::: DOCUMENT EXTRACT :::

# I Ride a 13.1 Hands Mare Bareback at 5ft 5 and weigh 143-145 Pounds



## newtrailriders (Apr 2, 2017)

Are you happy to be riding? Sounds like you're having fun! She's got a nice stout back there - you should get some photos of yourself riding her!


----------



## Knave (Dec 16, 2015)

She looks like she might be a halfie. If she is, you really need to stop worrying about your weight. Lol. She’s just fine.

I don’t think you ever explained what style she was, so maybe some of the debate came from the idea of her being a dainty little thing, not what she appears to be from the little you showed of her.

My oldest daughter is 5’11”, and she weighs a little more than you, or about the same, not smaller. She rides a fjord, heavy roping saddle, dragging big calves behind at brandings. We don’t ever worry about it. I did get after her the other day for allowing a very big person to get on and ride him. There is a limit, but not so small as you think.


----------



## Knave (Dec 16, 2015)

Oh, the fjord is a little taller. 14hh. I am talking long hard days at work that he puts in, and he’s never complained.

On another note, if you ever do want to lose weight, which I think has absolutely nothing to concern you in relation to the horse, you should not starve yourself. Starving is never the solution. Ever. Take up running, but don’t quit eating. Maybe quit soda and candy, but don’t overdo things, running takes a lot of calories and if you eat the same but add it in, you could lose weight and fit up.


----------



## marymane (Feb 2, 2020)

How much weight a horse can carry is dependent on multiple variables, not (just) height. The horse's conformation, the horses own weight, the horse's fitness level (and any health concerns), how balanced the rider is. I'd so more so than weight people should worry about the saddle fitting both horse and rider since larger rider means larger saddle, generally speaking, but if the horse doesn't have much room for fit it can be a challenge to suit both of them well.

::: DATASET EXCERPTS :::

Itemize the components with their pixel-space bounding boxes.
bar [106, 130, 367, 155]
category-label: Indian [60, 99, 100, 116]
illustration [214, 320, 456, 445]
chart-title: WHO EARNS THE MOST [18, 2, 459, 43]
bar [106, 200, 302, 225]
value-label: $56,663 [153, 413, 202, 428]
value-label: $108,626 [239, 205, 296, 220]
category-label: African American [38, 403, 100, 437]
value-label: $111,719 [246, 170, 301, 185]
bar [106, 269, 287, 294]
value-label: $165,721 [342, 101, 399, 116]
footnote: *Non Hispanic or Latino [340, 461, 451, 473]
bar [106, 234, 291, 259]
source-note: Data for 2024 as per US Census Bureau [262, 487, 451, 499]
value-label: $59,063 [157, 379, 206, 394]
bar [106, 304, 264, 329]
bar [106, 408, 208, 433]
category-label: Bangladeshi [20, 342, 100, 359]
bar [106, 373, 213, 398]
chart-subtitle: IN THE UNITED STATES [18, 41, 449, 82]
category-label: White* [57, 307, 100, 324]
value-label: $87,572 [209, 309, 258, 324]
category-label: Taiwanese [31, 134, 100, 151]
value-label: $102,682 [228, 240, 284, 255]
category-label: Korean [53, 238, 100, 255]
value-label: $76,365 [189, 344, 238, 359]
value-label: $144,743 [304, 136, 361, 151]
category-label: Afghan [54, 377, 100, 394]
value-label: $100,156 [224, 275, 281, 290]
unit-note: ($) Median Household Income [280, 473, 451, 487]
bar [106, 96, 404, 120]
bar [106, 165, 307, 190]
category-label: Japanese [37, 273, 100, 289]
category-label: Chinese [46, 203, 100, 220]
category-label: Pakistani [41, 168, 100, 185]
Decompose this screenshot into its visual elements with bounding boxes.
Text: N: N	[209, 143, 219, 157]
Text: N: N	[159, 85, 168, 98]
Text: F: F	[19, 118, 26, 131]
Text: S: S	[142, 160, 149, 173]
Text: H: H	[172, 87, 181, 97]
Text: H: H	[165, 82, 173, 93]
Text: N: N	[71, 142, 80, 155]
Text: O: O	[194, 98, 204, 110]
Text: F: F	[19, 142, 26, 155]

:::

REQUIREMENT 1: Return the passage of the forum thread on riding a 13.1-hand mare, starting with "My oldest daughter" and going on through "and fit up.".
REQUIREMENT 2: In the forum thread on riding a 13.1-hand mare, what height does Knave give for the fjord?

WRITTEN ANSWER 1:
My oldest daughter is 5’11”, and she weighs a little more than you, or about the same, not smaller. She rides a fjord, heavy roping saddle, dragging big calves behind at brandings. We don’t ever worry about it. I did get after her the other day for allowing a very big person to get on and ride him. There is a limit, but not so small as you think.


----------



## Knave (Dec 16, 2015)

Oh, the fjord is a little taller. 14hh. I am talking long hard days at work that he puts in, and he’s never complained.

On another note, if you ever do want to lose weight, which I think has absolutely nothing to concern you in relation to the horse, you should not starve yourself. Starving is never the solution. Ever. Take up running, but don’t quit eating. Maybe quit soda and candy, but don’t overdo things, running takes a lot of calories and if you eat the same but add it in, you could lose weight and fit up.

WRITTEN ANSWER 2: 14hh.